*What is expected*.
Can you output the records below exactly as they are written?

*Data*.

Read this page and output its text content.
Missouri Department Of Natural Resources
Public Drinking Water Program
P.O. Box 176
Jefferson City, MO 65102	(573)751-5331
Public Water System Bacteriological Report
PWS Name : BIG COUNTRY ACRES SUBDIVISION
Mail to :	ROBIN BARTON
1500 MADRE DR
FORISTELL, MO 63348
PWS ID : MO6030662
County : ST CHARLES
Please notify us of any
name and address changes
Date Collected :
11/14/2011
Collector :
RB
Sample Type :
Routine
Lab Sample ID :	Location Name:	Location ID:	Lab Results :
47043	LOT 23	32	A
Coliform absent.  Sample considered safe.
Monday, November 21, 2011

*Reply*.
Read this page and output its text content.
Missouri Department Of Natural Resources
Public Drinking Water Program
P.O. Box 176
Jefferson City, MO 65102	(573)751-5331
Public Water System Bacteriological Report
PWS Name : BIG COUNTRY ACRES SUBDIVISION
Mail to :	ROBIN BARTON
1500 MADRE DR
FORISTELL, MO 63348
PWS ID : MO6030662
County : ST CHARLES
Please notify us of any
name and address changes
Date Collected :
11/14/2011
Collector :
RB
Sample Type :
Routine
Lab Sample ID :	Location Name:	Location ID:	Lab Results :
47043	LOT 23	32	A
Coliform absent.  Sample considered safe.
Monday, November 21, 2011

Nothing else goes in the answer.